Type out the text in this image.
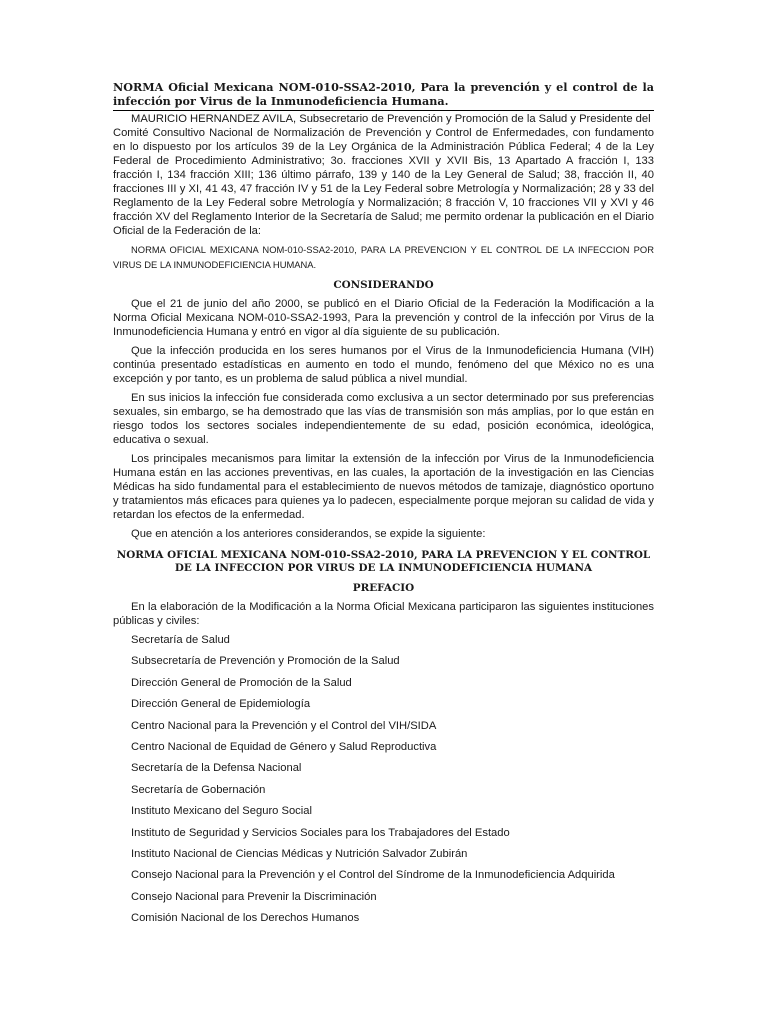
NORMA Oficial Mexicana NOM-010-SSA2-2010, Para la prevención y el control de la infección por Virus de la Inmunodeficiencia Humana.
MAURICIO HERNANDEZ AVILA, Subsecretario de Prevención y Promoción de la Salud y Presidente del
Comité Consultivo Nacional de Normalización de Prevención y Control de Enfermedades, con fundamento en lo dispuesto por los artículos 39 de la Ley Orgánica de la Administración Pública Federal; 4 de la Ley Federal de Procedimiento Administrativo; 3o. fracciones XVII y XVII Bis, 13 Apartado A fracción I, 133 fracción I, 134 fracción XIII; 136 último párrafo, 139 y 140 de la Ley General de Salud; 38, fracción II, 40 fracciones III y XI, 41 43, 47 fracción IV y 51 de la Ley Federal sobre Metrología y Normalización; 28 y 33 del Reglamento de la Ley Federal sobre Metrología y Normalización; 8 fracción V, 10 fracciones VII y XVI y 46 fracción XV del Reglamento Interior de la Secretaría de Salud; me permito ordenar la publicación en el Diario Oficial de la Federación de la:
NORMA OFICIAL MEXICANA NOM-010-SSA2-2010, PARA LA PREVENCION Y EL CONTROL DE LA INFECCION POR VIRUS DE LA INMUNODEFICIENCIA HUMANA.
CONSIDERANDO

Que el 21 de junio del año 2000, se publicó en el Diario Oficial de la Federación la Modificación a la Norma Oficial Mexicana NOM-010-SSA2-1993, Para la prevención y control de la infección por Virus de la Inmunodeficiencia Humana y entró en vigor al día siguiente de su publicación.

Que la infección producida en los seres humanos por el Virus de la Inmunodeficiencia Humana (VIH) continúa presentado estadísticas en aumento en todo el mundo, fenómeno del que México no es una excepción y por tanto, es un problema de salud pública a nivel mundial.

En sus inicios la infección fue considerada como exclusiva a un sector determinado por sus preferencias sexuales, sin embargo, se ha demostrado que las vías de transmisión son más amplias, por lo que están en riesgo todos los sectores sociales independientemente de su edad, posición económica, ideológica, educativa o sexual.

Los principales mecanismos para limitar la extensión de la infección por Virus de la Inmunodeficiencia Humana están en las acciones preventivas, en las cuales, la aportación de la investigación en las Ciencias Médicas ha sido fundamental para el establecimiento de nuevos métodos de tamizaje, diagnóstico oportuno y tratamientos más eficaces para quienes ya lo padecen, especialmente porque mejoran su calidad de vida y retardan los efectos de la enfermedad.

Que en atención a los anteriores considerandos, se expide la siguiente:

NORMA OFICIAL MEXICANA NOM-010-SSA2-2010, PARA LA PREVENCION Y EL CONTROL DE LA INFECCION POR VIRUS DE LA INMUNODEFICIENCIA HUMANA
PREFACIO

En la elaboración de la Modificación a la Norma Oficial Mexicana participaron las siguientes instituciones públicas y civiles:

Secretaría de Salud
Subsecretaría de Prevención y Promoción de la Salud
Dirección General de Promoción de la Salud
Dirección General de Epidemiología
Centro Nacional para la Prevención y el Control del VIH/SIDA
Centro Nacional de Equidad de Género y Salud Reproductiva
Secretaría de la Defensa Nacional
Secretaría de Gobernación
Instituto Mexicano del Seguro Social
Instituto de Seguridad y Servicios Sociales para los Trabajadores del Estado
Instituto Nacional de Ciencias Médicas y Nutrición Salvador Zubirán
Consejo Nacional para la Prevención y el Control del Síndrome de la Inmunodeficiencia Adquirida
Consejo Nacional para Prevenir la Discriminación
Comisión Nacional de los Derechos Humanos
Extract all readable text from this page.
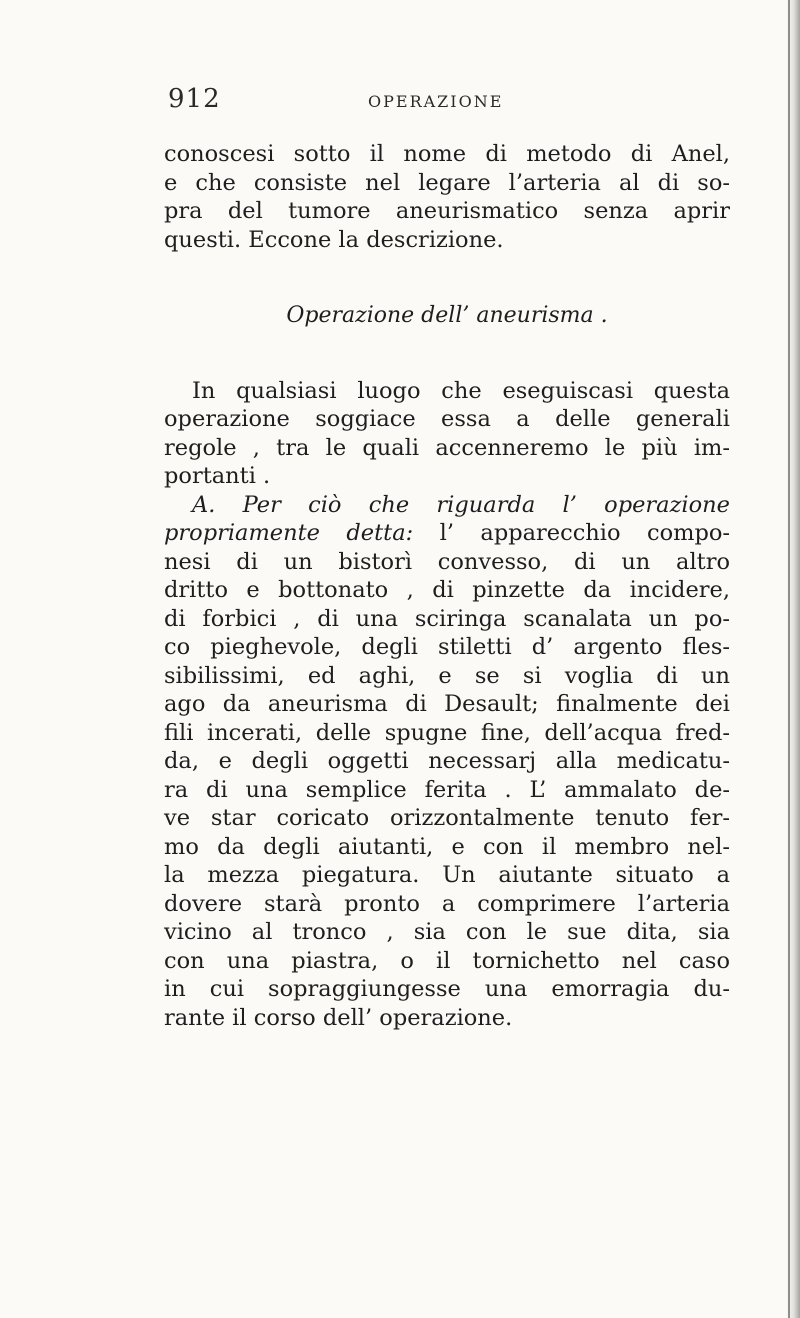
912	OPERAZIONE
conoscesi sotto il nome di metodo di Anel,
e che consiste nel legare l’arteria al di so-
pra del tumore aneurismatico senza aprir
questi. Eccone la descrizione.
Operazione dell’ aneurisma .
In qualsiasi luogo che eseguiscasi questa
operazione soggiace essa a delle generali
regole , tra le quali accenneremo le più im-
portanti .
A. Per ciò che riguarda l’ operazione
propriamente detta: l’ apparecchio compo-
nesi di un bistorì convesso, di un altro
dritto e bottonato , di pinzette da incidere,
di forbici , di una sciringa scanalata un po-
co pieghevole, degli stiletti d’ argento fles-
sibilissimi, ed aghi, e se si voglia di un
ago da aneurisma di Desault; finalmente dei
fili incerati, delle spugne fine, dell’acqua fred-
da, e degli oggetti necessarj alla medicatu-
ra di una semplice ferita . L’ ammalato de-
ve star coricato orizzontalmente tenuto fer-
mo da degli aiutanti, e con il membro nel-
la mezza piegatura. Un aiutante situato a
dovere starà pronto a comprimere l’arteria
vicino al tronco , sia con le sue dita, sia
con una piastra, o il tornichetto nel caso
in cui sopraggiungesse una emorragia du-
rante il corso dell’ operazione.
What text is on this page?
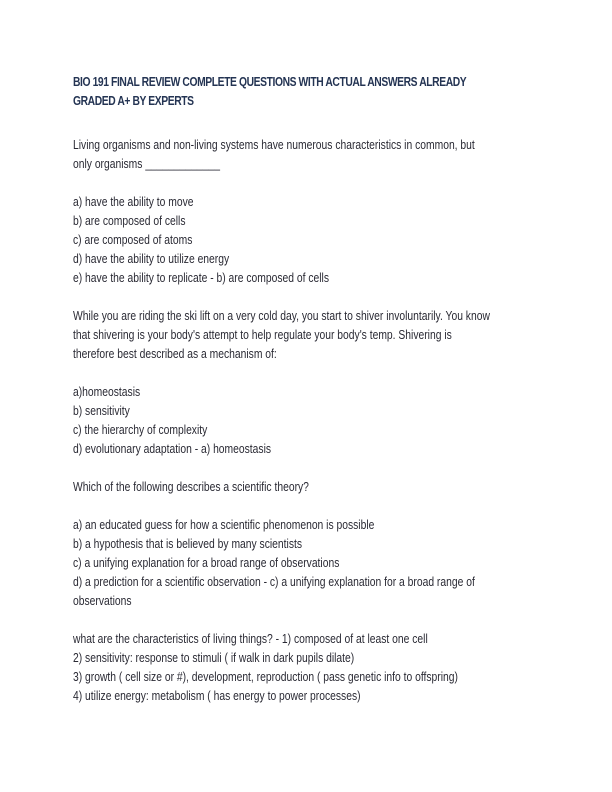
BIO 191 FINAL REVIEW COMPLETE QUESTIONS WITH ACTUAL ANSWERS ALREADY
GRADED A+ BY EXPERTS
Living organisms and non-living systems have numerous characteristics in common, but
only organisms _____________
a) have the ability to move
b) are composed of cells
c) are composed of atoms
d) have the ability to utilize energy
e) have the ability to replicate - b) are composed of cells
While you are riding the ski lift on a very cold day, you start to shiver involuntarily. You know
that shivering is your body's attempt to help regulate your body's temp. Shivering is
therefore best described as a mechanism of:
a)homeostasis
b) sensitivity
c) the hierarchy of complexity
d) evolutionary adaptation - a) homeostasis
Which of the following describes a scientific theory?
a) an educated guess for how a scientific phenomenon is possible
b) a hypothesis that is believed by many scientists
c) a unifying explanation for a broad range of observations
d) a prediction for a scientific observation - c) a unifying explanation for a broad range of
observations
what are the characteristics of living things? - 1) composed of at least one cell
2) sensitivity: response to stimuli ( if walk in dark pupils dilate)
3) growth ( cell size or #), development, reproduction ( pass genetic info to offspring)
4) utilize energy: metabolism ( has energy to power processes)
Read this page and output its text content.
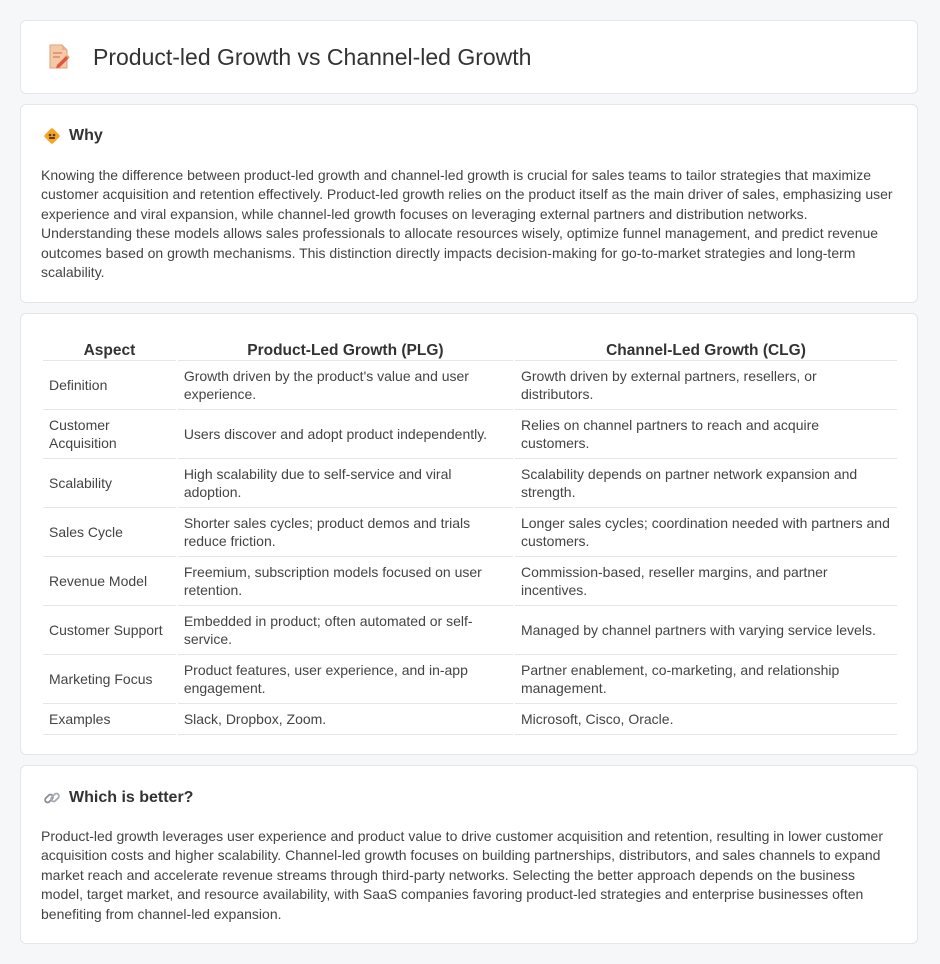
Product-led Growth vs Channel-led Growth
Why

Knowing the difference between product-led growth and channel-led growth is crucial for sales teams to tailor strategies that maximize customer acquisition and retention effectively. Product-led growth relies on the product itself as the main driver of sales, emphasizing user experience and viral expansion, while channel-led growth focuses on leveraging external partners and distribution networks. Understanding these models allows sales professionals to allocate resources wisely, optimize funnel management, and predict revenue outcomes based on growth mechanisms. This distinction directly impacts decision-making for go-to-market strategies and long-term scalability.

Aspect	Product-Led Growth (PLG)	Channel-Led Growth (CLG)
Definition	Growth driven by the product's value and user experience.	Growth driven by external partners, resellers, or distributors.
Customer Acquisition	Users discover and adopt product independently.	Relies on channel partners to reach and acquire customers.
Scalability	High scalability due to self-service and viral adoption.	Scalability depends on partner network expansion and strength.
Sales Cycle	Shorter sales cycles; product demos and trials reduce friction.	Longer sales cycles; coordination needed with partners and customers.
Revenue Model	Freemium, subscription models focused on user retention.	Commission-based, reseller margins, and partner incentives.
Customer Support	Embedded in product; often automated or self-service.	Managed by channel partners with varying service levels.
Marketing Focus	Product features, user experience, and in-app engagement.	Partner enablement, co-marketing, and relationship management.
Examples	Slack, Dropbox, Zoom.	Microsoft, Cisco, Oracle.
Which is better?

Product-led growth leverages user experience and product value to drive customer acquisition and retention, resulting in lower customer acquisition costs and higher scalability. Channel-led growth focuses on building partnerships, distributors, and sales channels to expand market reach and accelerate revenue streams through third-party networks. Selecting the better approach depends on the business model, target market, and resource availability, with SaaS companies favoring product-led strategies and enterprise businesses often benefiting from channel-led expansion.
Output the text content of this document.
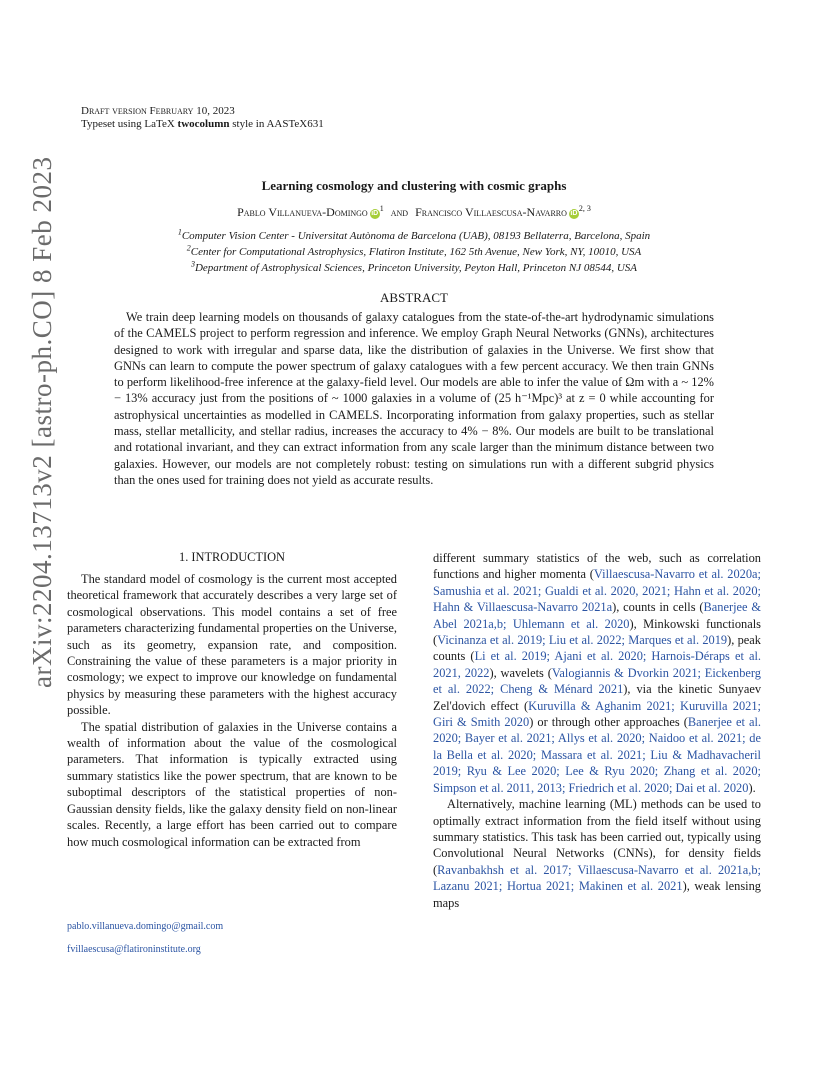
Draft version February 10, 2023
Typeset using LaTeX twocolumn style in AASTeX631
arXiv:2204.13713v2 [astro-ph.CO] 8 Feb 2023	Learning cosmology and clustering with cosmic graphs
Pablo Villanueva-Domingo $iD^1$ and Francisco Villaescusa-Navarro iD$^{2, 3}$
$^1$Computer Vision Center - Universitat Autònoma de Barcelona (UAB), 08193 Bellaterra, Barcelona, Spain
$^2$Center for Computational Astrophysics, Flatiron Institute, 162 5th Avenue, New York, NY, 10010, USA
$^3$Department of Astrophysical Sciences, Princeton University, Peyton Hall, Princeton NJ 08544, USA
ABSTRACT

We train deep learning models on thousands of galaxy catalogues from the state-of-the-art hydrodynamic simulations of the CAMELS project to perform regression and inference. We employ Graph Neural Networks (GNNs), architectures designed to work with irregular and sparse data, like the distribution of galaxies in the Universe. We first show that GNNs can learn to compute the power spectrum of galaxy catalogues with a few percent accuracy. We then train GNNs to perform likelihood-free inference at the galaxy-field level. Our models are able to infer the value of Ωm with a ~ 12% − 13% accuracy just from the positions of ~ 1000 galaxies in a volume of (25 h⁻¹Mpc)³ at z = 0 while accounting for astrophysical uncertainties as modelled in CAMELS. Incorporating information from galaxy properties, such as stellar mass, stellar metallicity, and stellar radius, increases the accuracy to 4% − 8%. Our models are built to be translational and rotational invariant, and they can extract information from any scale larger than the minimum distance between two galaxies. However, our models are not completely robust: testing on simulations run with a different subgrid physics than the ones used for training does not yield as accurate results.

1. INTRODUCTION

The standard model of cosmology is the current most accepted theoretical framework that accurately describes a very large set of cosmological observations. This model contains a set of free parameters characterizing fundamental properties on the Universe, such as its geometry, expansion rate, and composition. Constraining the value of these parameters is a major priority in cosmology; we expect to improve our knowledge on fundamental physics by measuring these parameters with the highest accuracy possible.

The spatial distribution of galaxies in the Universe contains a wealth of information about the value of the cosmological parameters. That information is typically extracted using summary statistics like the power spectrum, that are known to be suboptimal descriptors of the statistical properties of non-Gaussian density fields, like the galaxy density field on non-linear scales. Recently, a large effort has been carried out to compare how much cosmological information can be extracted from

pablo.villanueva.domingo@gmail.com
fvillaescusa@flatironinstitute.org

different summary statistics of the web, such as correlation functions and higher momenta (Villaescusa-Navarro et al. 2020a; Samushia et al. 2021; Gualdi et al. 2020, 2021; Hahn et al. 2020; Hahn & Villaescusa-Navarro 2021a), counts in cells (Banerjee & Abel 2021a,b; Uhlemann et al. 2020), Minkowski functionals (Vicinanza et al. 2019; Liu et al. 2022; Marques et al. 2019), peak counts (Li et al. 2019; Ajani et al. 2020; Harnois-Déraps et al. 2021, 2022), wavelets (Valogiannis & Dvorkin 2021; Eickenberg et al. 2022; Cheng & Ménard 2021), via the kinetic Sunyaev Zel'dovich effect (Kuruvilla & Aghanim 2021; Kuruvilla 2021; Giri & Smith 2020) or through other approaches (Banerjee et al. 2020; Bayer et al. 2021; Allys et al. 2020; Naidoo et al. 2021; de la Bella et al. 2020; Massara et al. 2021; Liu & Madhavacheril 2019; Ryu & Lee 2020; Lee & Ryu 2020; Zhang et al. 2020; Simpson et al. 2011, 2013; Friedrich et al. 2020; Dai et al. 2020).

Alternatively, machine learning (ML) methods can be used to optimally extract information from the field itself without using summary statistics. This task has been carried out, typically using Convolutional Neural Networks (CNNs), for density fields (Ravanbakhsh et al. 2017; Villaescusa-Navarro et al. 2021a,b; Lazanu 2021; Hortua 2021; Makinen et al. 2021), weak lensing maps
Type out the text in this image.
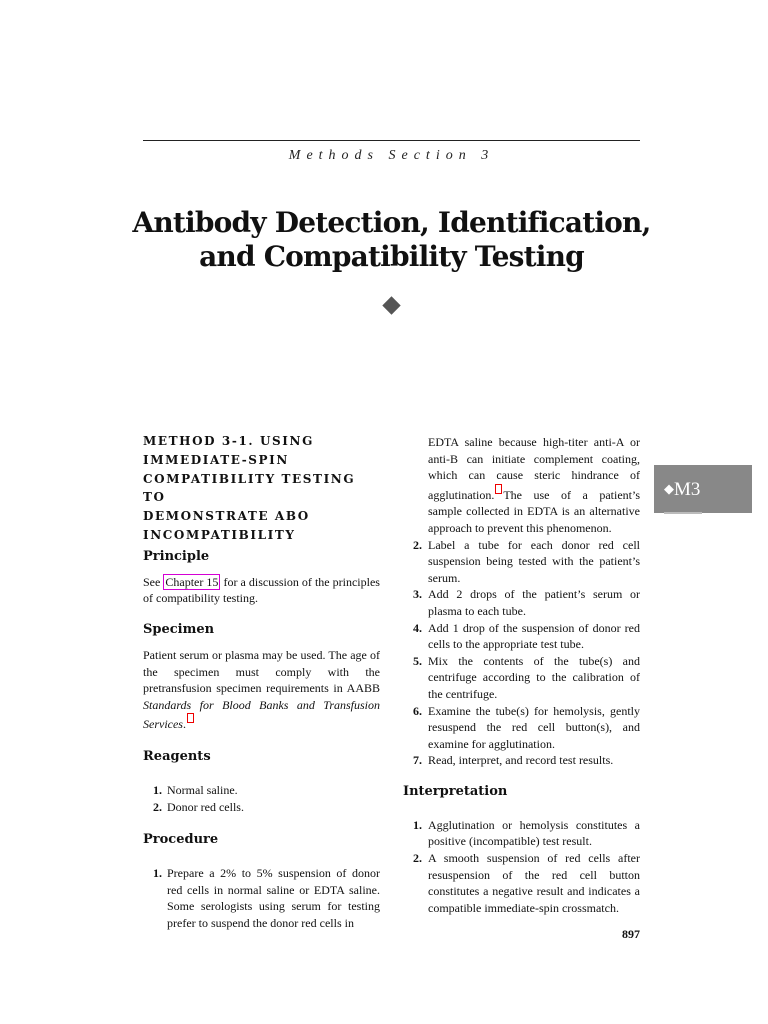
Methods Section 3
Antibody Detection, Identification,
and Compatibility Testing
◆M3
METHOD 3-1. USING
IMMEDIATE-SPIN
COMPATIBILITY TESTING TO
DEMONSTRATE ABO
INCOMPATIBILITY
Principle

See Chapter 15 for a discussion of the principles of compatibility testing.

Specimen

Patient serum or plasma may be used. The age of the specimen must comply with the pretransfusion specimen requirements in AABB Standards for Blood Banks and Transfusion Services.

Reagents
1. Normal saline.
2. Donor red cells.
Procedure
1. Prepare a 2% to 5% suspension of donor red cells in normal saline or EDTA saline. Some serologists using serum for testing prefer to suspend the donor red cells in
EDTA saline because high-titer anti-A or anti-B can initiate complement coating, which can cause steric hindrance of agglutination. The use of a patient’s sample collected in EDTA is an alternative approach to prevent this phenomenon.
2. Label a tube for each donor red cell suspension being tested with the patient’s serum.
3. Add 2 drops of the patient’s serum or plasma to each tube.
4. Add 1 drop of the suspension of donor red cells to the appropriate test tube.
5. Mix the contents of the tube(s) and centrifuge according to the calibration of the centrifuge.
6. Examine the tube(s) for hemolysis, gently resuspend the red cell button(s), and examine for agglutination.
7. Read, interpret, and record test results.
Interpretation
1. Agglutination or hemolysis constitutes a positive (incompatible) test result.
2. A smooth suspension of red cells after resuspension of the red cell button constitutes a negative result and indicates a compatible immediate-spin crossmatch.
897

» **TASK INSTRUCTIONS**:
Scan the material above for lines holding "possible" and copy each of them.

» **OUTPUT BELOW**:
a) an educated guess for how a scientific phenomenon is possible
The standard model of cosmology is the current most accepted theoretical framework that accurately describes a very large set of cosmological observations. This model contains a set of free parameters characterizing fundamental properties on the Universe, such as its geometry, expansion rate, and composition. Constraining the value of these parameters is a major priority in cosmology; we expect to improve our knowledge on fundamental physics by measuring these parameters with the highest accuracy possible.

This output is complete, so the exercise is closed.